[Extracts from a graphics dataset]
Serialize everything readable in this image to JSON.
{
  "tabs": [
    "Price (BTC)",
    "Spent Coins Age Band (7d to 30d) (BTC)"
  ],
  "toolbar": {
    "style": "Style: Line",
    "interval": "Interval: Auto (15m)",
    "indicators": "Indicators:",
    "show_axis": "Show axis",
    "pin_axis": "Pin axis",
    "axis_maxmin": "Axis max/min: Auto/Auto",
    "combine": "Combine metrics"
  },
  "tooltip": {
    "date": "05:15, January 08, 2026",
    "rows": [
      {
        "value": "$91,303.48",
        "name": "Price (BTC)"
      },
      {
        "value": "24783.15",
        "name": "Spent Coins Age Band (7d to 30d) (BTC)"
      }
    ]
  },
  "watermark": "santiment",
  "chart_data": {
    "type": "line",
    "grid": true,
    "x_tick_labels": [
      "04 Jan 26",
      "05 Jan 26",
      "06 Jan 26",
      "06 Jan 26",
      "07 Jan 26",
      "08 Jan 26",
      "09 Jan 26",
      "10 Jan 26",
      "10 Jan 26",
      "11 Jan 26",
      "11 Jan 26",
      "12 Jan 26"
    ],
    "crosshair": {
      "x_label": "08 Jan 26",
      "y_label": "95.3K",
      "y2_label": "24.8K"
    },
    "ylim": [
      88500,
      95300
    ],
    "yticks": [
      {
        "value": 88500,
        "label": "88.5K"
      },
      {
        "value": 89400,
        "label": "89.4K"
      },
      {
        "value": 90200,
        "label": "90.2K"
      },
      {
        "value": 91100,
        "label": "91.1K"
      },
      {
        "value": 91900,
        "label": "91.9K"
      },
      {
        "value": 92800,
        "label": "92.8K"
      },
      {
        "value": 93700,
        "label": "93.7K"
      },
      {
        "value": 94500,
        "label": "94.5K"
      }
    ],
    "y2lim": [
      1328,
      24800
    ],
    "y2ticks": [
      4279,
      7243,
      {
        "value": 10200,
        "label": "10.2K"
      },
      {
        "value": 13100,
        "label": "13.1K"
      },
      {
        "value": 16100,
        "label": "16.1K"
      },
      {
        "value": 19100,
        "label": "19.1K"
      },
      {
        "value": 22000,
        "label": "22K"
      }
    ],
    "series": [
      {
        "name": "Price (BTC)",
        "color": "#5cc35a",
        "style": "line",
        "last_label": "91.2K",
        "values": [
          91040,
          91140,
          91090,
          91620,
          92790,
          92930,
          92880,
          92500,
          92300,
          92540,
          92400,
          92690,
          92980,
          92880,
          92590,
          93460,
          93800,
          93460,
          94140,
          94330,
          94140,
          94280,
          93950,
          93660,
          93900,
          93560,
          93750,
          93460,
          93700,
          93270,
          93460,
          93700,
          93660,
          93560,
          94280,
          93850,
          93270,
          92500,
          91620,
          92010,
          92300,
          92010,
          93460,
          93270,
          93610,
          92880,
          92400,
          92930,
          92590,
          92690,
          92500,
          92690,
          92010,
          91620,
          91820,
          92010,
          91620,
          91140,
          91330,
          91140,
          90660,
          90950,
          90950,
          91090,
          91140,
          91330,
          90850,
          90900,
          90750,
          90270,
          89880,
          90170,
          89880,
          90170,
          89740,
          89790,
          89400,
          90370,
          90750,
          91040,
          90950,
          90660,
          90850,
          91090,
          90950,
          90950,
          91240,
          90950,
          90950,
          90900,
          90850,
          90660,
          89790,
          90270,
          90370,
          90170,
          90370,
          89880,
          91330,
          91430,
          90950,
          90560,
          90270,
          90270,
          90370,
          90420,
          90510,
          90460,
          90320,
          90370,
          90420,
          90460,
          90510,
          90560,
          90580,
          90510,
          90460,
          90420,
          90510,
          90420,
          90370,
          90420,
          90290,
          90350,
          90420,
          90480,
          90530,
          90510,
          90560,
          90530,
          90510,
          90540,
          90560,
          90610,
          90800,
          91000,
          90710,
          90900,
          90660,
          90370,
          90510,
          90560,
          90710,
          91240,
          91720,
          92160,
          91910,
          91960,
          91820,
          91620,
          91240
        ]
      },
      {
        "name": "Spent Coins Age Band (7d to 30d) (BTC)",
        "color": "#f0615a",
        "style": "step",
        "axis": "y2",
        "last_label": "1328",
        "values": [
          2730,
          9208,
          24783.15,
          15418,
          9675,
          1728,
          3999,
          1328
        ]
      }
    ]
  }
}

**Work to be completed:** Retype the whole listing above exactly.

**Answer to this exercise:**
Serialize everything readable in this image to JSON.
{
  "tabs": [
    "Price (BTC)",
    "Spent Coins Age Band (7d to 30d) (BTC)"
  ],
  "toolbar": {
    "style": "Style: Line",
    "interval": "Interval: Auto (15m)",
    "indicators": "Indicators:",
    "show_axis": "Show axis",
    "pin_axis": "Pin axis",
    "axis_maxmin": "Axis max/min: Auto/Auto",
    "combine": "Combine metrics"
  },
  "tooltip": {
    "date": "05:15, January 08, 2026",
    "rows": [
      {
        "value": "$91,303.48",
        "name": "Price (BTC)"
      },
      {
        "value": "24783.15",
        "name": "Spent Coins Age Band (7d to 30d) (BTC)"
      }
    ]
  },
  "watermark": "santiment",
  "chart_data": {
    "type": "line",
    "grid": true,
    "x_tick_labels": [
      "04 Jan 26",
      "05 Jan 26",
      "06 Jan 26",
      "06 Jan 26",
      "07 Jan 26",
      "08 Jan 26",
      "09 Jan 26",
      "10 Jan 26",
      "10 Jan 26",
      "11 Jan 26",
      "11 Jan 26",
      "12 Jan 26"
    ],
    "crosshair": {
      "x_label": "08 Jan 26",
      "y_label": "95.3K",
      "y2_label": "24.8K"
    },
    "ylim": [
      88500,
      95300
    ],
    "yticks": [
      {
        "value": 88500,
        "label": "88.5K"
      },
      {
        "value": 89400,
        "label": "89.4K"
      },
      {
        "value": 90200,
        "label": "90.2K"
      },
      {
        "value": 91100,
        "label": "91.1K"
      },
      {
        "value": 91900,
        "label": "91.9K"
      },
      {
        "value": 92800,
        "label": "92.8K"
      },
      {
        "value": 93700,
        "label": "93.7K"
      },
      {
        "value": 94500,
        "label": "94.5K"
      }
    ],
    "y2lim": [
      1328,
      24800
    ],
    "y2ticks": [
      4279,
      7243,
      {
        "value": 10200,
        "label": "10.2K"
      },
      {
        "value": 13100,
        "label": "13.1K"
      },
      {
        "value": 16100,
        "label": "16.1K"
      },
      {
        "value": 19100,
        "label": "19.1K"
      },
      {
        "value": 22000,
        "label": "22K"
      }
    ],
    "series": [
      {
        "name": "Price (BTC)",
        "color": "#5cc35a",
        "style": "line",
        "last_label": "91.2K",
        "values": [
          91040,
          91140,
          91090,
          91620,
          92790,
          92930,
          92880,
          92500,
          92300,
          92540,
          92400,
          92690,
          92980,
          92880,
          92590,
          93460,
          93800,
          93460,
          94140,
          94330,
          94140,
          94280,
          93950,
          93660,
          93900,
          93560,
          93750,
          93460,
          93700,
          93270,
          93460,
          93700,
          93660,
          93560,
          94280,
          93850,
          93270,
          92500,
          91620,
          92010,
          92300,
          92010,
          93460,
          93270,
          93610,
          92880,
          92400,
          92930,
          92590,
          92690,
          92500,
          92690,
          92010,
          91620,
          91820,
          92010,
          91620,
          91140,
          91330,
          91140,
          90660,
          90950,
          90950,
          91090,
          91140,
          91330,
          90850,
          90900,
          90750,
          90270,
          89880,
          90170,
          89880,
          90170,
          89740,
          89790,
          89400,
          90370,
          90750,
          91040,
          90950,
          90660,
          90850,
          91090,
          90950,
          90950,
          91240,
          90950,
          90950,
          90900,
          90850,
          90660,
          89790,
          90270,
          90370,
          90170,
          90370,
          89880,
          91330,
          91430,
          90950,
          90560,
          90270,
          90270,
          90370,
          90420,
          90510,
          90460,
          90320,
          90370,
          90420,
          90460,
          90510,
          90560,
          90580,
          90510,
          90460,
          90420,
          90510,
          90420,
          90370,
          90420,
          90290,
          90350,
          90420,
          90480,
          90530,
          90510,
          90560,
          90530,
          90510,
          90540,
          90560,
          90610,
          90800,
          91000,
          90710,
          90900,
          90660,
          90370,
          90510,
          90560,
          90710,
          91240,
          91720,
          92160,
          91910,
          91960,
          91820,
          91620,
          91240
        ]
      },
      {
        "name": "Spent Coins Age Band (7d to 30d) (BTC)",
        "color": "#f0615a",
        "style": "step",
        "axis": "y2",
        "last_label": "1328",
        "values": [
          2730,
          9208,
          24783.15,
          15418,
          9675,
          1728,
          3999,
          1328
        ]
      }
    ]
  }
}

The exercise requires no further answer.